**OBJECTIVE**
Find the lines below that contain the string "name". Copy each one.

**DATASET RECORDS**
▼

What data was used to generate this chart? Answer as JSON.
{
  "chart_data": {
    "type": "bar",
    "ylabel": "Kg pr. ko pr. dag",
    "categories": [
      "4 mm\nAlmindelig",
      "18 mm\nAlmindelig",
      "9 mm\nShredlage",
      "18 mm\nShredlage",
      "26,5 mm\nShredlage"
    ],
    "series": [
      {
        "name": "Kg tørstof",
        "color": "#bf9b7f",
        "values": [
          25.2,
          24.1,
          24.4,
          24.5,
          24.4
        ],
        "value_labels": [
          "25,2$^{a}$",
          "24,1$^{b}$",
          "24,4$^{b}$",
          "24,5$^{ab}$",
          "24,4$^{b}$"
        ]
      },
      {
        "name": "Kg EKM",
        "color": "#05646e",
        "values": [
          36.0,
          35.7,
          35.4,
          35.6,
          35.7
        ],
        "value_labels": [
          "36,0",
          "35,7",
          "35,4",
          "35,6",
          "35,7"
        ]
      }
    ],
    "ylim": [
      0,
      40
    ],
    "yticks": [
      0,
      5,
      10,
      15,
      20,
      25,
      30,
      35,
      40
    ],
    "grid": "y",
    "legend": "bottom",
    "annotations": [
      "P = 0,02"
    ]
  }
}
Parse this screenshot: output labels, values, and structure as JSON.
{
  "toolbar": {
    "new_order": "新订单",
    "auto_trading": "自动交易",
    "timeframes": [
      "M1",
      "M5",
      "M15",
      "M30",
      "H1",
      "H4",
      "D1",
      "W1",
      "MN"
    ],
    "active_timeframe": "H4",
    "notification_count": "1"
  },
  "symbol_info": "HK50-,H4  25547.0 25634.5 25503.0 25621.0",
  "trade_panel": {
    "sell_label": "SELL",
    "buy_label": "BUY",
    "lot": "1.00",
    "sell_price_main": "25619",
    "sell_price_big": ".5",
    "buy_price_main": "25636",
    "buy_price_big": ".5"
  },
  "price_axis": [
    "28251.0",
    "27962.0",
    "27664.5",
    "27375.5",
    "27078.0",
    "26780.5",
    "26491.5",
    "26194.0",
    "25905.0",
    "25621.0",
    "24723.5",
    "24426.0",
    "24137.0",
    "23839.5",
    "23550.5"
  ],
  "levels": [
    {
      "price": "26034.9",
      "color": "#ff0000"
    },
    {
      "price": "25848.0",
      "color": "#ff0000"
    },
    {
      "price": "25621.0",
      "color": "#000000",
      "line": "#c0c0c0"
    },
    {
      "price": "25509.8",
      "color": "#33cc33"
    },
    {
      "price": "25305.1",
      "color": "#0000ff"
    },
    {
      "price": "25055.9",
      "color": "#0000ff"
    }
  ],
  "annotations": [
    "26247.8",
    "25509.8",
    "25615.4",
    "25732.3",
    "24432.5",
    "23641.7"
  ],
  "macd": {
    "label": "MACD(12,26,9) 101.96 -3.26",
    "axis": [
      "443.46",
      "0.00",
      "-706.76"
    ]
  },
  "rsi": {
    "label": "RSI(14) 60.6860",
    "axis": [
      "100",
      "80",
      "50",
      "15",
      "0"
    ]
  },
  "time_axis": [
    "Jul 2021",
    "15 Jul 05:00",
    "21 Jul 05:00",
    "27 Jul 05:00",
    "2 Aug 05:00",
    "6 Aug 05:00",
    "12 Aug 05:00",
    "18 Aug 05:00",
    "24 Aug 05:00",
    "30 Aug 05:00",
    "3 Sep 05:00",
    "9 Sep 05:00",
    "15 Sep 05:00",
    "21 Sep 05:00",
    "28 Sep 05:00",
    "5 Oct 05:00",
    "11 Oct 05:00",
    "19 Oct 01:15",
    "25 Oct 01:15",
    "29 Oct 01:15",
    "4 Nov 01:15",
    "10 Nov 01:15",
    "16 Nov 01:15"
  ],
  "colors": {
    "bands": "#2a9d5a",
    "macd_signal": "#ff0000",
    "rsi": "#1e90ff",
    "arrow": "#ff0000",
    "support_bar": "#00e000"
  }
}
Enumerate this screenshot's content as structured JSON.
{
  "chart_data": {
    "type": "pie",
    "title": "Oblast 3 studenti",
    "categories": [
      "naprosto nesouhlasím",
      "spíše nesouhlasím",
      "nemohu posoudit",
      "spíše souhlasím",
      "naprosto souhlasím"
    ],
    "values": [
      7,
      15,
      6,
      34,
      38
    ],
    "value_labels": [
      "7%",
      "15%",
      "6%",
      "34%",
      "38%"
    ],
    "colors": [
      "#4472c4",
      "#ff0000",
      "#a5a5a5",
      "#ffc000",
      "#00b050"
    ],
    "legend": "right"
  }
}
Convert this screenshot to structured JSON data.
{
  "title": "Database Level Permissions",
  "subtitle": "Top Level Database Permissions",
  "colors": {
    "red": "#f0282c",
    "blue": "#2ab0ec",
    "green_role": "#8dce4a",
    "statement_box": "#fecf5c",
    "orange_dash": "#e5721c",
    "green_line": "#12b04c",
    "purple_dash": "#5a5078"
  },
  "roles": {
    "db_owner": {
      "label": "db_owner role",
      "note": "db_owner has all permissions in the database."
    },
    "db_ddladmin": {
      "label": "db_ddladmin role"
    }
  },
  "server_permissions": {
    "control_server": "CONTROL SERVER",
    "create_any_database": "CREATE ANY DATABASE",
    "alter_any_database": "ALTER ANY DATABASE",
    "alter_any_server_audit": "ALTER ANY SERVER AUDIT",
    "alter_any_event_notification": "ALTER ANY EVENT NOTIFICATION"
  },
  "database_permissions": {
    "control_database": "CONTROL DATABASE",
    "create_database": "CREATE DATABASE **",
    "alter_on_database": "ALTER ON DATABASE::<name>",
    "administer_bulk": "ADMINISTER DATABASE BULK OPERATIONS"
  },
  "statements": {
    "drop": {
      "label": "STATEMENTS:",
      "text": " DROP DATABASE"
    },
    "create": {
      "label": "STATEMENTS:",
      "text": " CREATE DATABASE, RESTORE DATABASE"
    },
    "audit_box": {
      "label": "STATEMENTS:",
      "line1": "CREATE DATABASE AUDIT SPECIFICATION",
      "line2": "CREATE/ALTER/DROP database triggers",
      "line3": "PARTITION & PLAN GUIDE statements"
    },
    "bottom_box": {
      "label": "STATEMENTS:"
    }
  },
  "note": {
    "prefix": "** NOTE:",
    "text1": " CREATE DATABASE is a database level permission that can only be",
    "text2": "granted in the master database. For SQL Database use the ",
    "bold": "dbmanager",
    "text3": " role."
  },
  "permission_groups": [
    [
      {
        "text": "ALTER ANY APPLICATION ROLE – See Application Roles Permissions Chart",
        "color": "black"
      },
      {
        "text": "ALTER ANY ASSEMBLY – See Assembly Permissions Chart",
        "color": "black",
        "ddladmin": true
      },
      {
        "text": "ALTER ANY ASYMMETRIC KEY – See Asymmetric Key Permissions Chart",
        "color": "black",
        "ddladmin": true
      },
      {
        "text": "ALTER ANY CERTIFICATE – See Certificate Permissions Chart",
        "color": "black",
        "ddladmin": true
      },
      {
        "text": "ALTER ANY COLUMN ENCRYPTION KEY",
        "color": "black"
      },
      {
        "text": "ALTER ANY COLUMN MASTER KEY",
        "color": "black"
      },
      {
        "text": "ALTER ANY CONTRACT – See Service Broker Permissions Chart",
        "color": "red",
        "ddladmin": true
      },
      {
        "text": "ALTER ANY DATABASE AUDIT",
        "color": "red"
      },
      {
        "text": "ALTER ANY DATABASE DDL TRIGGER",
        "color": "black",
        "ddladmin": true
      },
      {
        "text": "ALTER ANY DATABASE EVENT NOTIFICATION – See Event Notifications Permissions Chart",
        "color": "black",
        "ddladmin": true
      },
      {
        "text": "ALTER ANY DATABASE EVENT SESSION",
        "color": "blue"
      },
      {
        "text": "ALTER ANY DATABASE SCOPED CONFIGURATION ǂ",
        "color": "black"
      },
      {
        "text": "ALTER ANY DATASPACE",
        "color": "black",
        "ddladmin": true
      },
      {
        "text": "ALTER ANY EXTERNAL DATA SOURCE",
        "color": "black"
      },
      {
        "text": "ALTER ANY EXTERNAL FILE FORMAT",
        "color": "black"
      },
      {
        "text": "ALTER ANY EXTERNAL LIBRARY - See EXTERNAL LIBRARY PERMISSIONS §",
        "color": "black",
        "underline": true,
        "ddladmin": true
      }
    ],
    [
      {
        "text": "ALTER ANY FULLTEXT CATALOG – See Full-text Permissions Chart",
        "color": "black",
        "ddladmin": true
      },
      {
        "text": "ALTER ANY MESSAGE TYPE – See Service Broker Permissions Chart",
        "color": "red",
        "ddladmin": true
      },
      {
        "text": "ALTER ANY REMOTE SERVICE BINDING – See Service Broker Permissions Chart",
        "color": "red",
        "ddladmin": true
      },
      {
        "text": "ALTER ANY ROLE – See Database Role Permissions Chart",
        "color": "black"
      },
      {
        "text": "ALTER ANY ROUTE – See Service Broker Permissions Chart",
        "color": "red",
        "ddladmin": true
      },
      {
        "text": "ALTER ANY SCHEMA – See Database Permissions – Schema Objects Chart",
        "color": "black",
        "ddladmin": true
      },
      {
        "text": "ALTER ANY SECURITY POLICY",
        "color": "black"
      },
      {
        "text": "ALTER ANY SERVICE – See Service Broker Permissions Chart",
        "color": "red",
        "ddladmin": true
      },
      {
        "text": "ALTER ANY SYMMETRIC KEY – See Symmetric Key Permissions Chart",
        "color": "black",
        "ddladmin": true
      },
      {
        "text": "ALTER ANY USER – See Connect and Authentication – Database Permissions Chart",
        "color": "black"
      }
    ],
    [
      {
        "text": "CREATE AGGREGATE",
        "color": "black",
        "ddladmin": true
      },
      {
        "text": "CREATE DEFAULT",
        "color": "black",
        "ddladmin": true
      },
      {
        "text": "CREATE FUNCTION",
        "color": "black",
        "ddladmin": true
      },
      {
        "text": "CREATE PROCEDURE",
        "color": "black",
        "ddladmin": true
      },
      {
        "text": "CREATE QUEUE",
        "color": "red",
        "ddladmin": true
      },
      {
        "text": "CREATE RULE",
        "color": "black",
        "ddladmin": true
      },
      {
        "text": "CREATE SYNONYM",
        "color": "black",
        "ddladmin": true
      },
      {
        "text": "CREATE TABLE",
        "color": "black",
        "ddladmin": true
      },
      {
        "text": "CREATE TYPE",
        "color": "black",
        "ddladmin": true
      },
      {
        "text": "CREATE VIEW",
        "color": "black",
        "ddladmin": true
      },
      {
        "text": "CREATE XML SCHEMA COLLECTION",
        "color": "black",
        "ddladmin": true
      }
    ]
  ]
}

▲

**EXPECTED OUTPUT**
        "name": "Kg tørstof",
        "name": "Kg EKM",
    "alter_on_database": "ALTER ON DATABASE::<name>",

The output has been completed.